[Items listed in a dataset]
———
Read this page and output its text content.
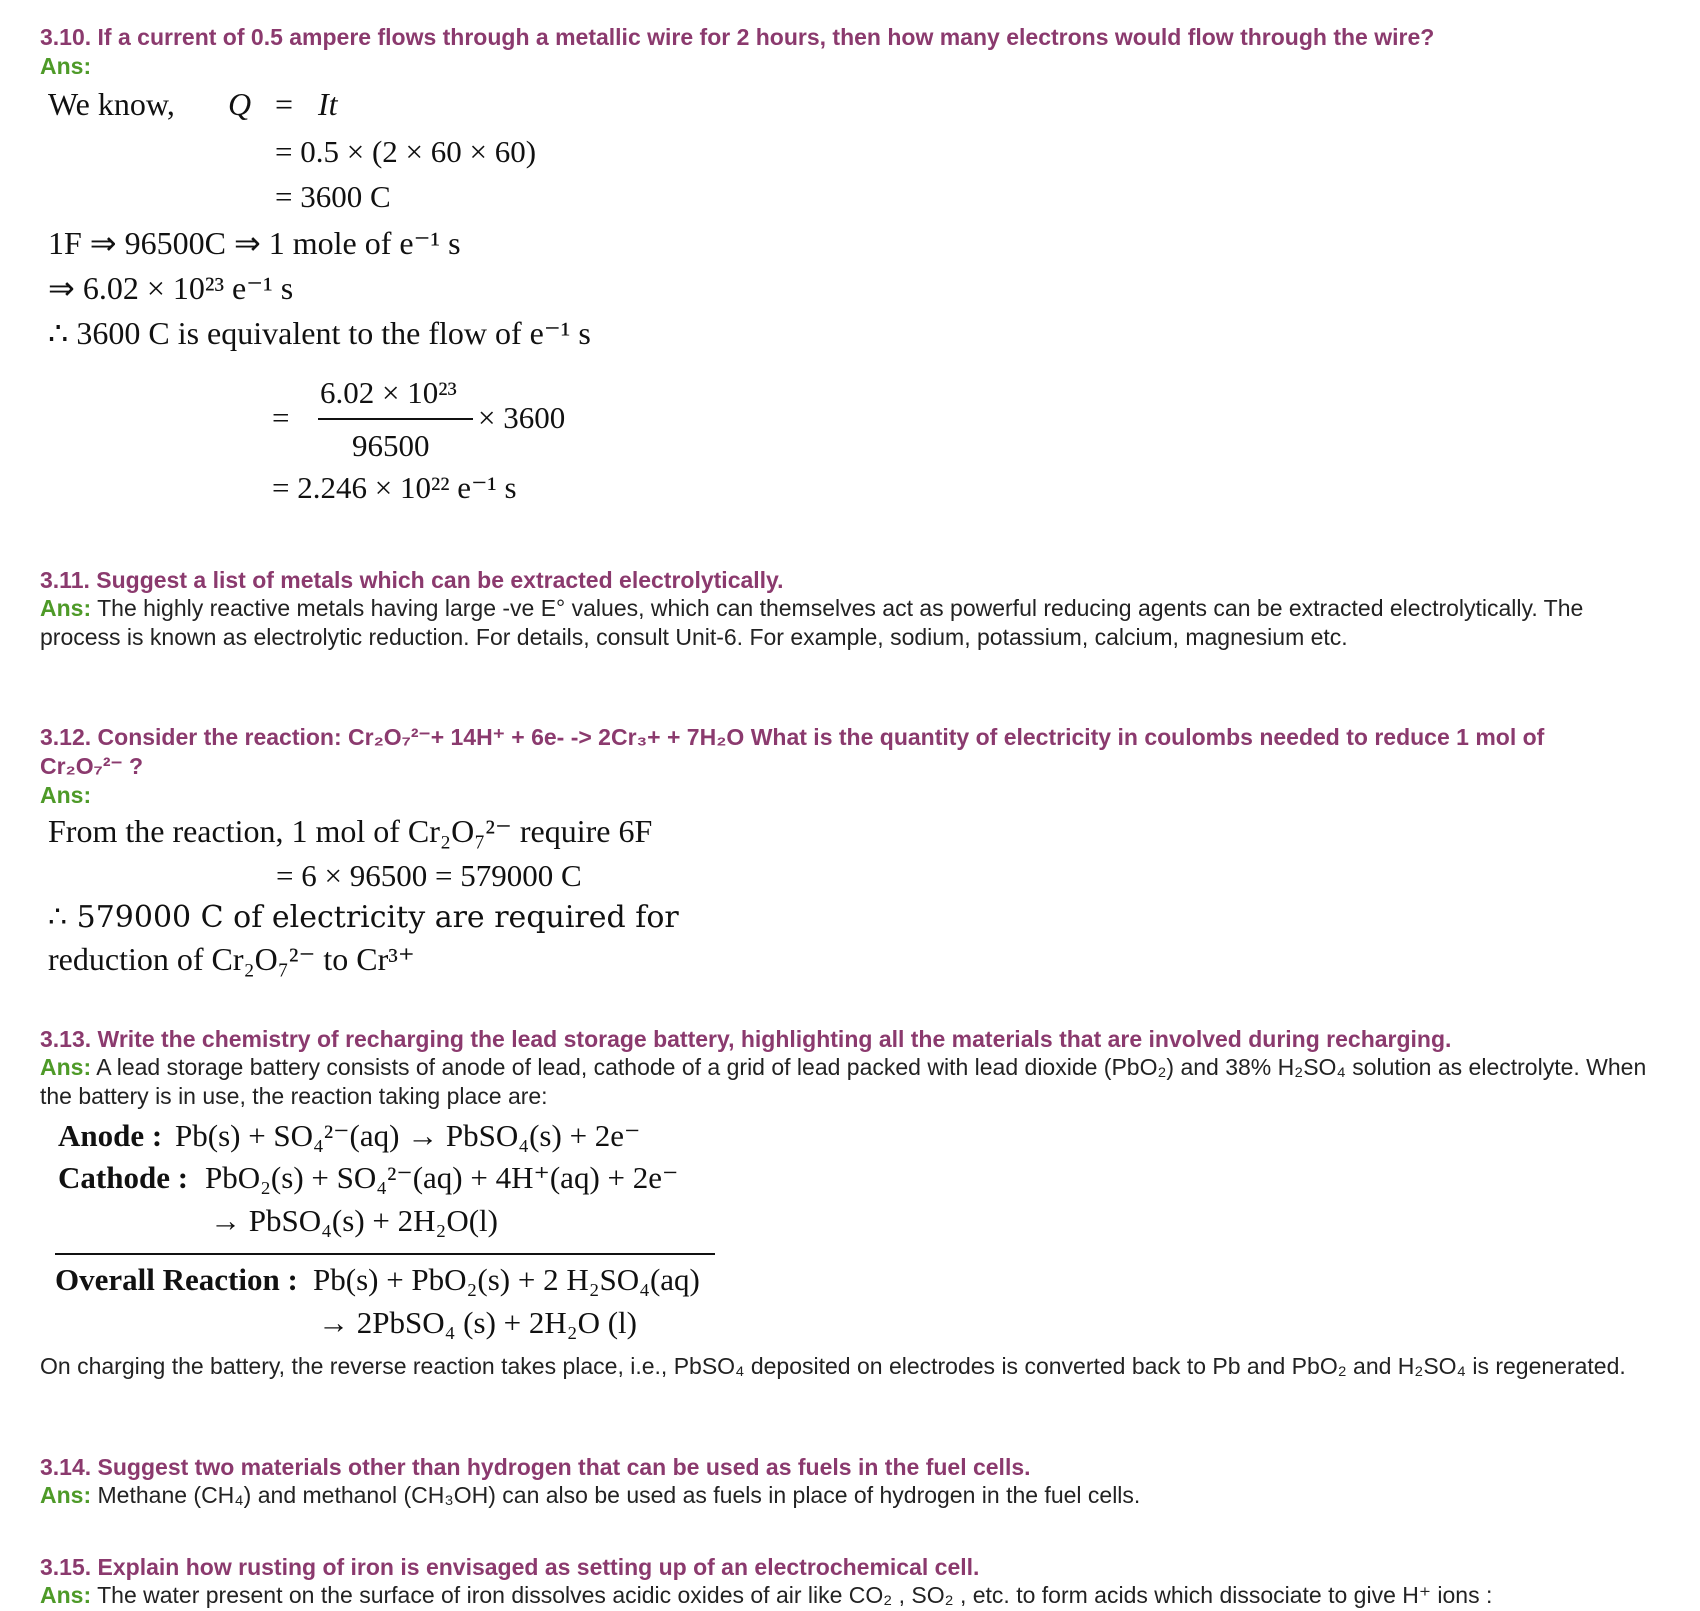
3.10. If a current of 0.5 ampere flows through a metallic wire for 2 hours, then how many electrons would flow through the wire?
Ans:
We know, Q = It
= 0.5 × (2 × 60 × 60)
= 3600 C
1F ⇒ 96500C ⇒ 1 mole of e⁻¹ s
⇒ 6.02 × 10²³ e⁻¹ s
∴ 3600 C is equivalent to the flow of e⁻¹ s
=
6.02 × 10²³
96500
× 3600
= 2.246 × 10²² e⁻¹ s
3.11. Suggest a list of metals which can be extracted electrolytically.
Ans: The highly reactive metals having large -ve E° values, which can themselves act as powerful reducing agents can be extracted electrolytically. The process is known as electrolytic reduction. For details, consult Unit-6. For example, sodium, potassium, calcium, magnesium etc.
3.12. Consider the reaction: Cr₂O₇²⁻+ 14H⁺ + 6e- -> 2Cr₃+ + 7H₂O What is the quantity of electricity in coulombs needed to reduce 1 mol of
Cr₂O₇²⁻ ?
Ans:
From the reaction, 1 mol of Cr₂O₇²⁻ require 6F
= 6 × 96500 = 579000 C
∴ 579000 C of electricity are required for
reduction of Cr₂O₇²⁻ to Cr³⁺
3.13. Write the chemistry of recharging the lead storage battery, highlighting all the materials that are involved during recharging.
Ans: A lead storage battery consists of anode of lead, cathode of a grid of lead packed with lead dioxide (PbO₂) and 38% H₂SO₄ solution as electrolyte. When the battery is in use, the reaction taking place are:
Anode : Pb(s) + SO₄²⁻(aq) → PbSO₄(s) + 2e⁻
Cathode : PbO₂(s) + SO₄²⁻(aq) + 4H⁺(aq) + 2e⁻
→ PbSO₄(s) + 2H₂O(l)
Overall Reaction : Pb(s) + PbO₂(s) + 2 H₂SO₄(aq)
→ 2PbSO₄ (s) + 2H₂O (l)
On charging the battery, the reverse reaction takes place, i.e., PbSO₄ deposited on electrodes is converted back to Pb and PbO₂ and H₂SO₄ is regenerated.
3.14. Suggest two materials other than hydrogen that can be used as fuels in the fuel cells.
Ans: Methane (CH₄) and methanol (CH₃OH) can also be used as fuels in place of hydrogen in the fuel cells.
3.15. Explain how rusting of iron is envisaged as setting up of an electrochemical cell.
Ans: The water present on the surface of iron dissolves acidic oxides of air like CO₂ , SO₂ , etc. to form acids which dissociate to give H⁺ ions :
———
» Work to be completed
Within the records, tally every line that contains the word "SO₄²". Only the resulting number should be given.

» Answer to this problem
2